Start of Supplied material

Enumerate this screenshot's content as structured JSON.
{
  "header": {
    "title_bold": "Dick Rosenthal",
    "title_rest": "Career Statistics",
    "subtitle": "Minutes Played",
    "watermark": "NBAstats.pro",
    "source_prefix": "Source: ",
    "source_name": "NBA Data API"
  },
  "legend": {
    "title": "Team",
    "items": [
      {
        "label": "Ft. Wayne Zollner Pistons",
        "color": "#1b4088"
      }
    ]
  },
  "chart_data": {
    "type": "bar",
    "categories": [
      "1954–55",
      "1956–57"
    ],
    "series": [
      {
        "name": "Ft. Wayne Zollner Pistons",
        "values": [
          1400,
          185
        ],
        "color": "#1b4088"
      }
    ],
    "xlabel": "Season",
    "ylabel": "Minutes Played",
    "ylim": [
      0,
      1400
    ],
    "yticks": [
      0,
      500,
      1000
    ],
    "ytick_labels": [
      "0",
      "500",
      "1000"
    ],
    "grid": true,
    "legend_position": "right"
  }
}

End of Supplied material

* Given request: The entries above should be repeated exactly, every one of them.

* Output for this exercise:
Enumerate this screenshot's content as structured JSON.
{
  "header": {
    "title_bold": "Dick Rosenthal",
    "title_rest": "Career Statistics",
    "subtitle": "Minutes Played",
    "watermark": "NBAstats.pro",
    "source_prefix": "Source: ",
    "source_name": "NBA Data API"
  },
  "legend": {
    "title": "Team",
    "items": [
      {
        "label": "Ft. Wayne Zollner Pistons",
        "color": "#1b4088"
      }
    ]
  },
  "chart_data": {
    "type": "bar",
    "categories": [
      "1954–55",
      "1956–57"
    ],
    "series": [
      {
        "name": "Ft. Wayne Zollner Pistons",
        "values": [
          1400,
          185
        ],
        "color": "#1b4088"
      }
    ],
    "xlabel": "Season",
    "ylabel": "Minutes Played",
    "ylim": [
      0,
      1400
    ],
    "yticks": [
      0,
      500,
      1000
    ],
    "ytick_labels": [
      "0",
      "500",
      "1000"
    ],
    "grid": true,
    "legend_position": "right"
  }
}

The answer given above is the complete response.